WHAT TO DO: Each entry below is to be duplicated verbatim.
________________________
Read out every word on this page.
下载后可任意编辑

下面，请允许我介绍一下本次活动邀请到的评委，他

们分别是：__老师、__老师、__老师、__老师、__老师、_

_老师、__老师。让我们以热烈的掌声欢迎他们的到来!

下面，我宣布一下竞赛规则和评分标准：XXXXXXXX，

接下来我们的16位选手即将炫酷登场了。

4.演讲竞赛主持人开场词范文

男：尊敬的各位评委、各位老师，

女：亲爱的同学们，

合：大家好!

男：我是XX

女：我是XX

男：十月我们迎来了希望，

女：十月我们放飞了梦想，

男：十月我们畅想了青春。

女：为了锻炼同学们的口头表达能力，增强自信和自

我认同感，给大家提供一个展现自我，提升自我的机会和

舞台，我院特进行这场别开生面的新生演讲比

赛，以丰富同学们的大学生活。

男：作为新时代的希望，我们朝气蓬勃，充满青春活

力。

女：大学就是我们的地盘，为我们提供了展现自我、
________________________
COMPLETED EXERCISE:
Read out every word on this page.
下载后可任意编辑

下面，请允许我介绍一下本次活动邀请到的评委，他

们分别是：__老师、__老师、__老师、__老师、__老师、_

_老师、__老师。让我们以热烈的掌声欢迎他们的到来!

下面，我宣布一下竞赛规则和评分标准：XXXXXXXX，

接下来我们的16位选手即将炫酷登场了。

4.演讲竞赛主持人开场词范文

男：尊敬的各位评委、各位老师，

女：亲爱的同学们，

合：大家好!

男：我是XX

女：我是XX

男：十月我们迎来了希望，

女：十月我们放飞了梦想，

男：十月我们畅想了青春。

女：为了锻炼同学们的口头表达能力，增强自信和自

我认同感，给大家提供一个展现自我，提升自我的机会和

舞台，我院特进行这场别开生面的新生演讲比

赛，以丰富同学们的大学生活。

男：作为新时代的希望，我们朝气蓬勃，充满青春活

力。

女：大学就是我们的地盘，为我们提供了展现自我、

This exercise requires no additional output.